● Data entries:
+ + + + + + +
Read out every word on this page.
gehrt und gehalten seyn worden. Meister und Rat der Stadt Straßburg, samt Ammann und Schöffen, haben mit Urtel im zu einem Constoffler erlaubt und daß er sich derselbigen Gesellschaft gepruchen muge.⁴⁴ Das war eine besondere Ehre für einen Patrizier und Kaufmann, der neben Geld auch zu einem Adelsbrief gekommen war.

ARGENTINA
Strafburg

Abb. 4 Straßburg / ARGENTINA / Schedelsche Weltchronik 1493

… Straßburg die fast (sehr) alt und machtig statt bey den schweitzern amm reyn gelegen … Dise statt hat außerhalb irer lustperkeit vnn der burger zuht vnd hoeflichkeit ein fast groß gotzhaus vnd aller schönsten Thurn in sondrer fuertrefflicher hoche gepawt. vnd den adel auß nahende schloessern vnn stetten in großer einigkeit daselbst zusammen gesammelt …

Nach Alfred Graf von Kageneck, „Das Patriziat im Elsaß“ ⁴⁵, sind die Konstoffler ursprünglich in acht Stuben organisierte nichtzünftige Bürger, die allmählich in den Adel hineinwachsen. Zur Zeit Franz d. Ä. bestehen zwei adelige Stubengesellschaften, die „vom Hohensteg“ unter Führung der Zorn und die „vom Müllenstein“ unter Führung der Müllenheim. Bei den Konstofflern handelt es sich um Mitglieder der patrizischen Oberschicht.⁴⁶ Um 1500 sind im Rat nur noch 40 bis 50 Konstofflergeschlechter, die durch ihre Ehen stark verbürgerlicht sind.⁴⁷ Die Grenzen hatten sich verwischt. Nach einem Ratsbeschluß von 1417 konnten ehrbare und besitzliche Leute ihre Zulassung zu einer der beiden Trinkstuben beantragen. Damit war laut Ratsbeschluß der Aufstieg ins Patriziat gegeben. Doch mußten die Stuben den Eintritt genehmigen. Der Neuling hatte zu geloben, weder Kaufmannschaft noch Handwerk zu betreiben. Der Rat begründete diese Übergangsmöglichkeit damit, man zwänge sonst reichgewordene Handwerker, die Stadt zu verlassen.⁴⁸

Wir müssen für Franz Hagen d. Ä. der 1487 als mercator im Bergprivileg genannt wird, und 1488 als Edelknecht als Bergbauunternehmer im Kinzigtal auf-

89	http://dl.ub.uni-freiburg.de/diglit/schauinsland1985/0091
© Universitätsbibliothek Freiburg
+ + + + + + +
● REQUIREMENT: Emit the records above again, exactly, with no line skipped.

● EXERCISE SOLUTION:
Read out every word on this page.
gehrt und gehalten seyn worden. Meister und Rat der Stadt Straßburg, samt Ammann und Schöffen, haben mit Urtel im zu einem Constoffler erlaubt und daß er sich derselbigen Gesellschaft gepruchen muge.⁴⁴ Das war eine besondere Ehre für einen Patrizier und Kaufmann, der neben Geld auch zu einem Adelsbrief gekommen war.

ARGENTINA
Strafburg

Abb. 4 Straßburg / ARGENTINA / Schedelsche Weltchronik 1493

… Straßburg die fast (sehr) alt und machtig statt bey den schweitzern amm reyn gelegen … Dise statt hat außerhalb irer lustperkeit vnn der burger zuht vnd hoeflichkeit ein fast groß gotzhaus vnd aller schönsten Thurn in sondrer fuertrefflicher hoche gepawt. vnd den adel auß nahende schloessern vnn stetten in großer einigkeit daselbst zusammen gesammelt …

Nach Alfred Graf von Kageneck, „Das Patriziat im Elsaß“ ⁴⁵, sind die Konstoffler ursprünglich in acht Stuben organisierte nichtzünftige Bürger, die allmählich in den Adel hineinwachsen. Zur Zeit Franz d. Ä. bestehen zwei adelige Stubengesellschaften, die „vom Hohensteg“ unter Führung der Zorn und die „vom Müllenstein“ unter Führung der Müllenheim. Bei den Konstofflern handelt es sich um Mitglieder der patrizischen Oberschicht.⁴⁶ Um 1500 sind im Rat nur noch 40 bis 50 Konstofflergeschlechter, die durch ihre Ehen stark verbürgerlicht sind.⁴⁷ Die Grenzen hatten sich verwischt. Nach einem Ratsbeschluß von 1417 konnten ehrbare und besitzliche Leute ihre Zulassung zu einer der beiden Trinkstuben beantragen. Damit war laut Ratsbeschluß der Aufstieg ins Patriziat gegeben. Doch mußten die Stuben den Eintritt genehmigen. Der Neuling hatte zu geloben, weder Kaufmannschaft noch Handwerk zu betreiben. Der Rat begründete diese Übergangsmöglichkeit damit, man zwänge sonst reichgewordene Handwerker, die Stadt zu verlassen.⁴⁸

Wir müssen für Franz Hagen d. Ä. der 1487 als mercator im Bergprivileg genannt wird, und 1488 als Edelknecht als Bergbauunternehmer im Kinzigtal auf-

89	http://dl.ub.uni-freiburg.de/diglit/schauinsland1985/0091
© Universitätsbibliothek Freiburg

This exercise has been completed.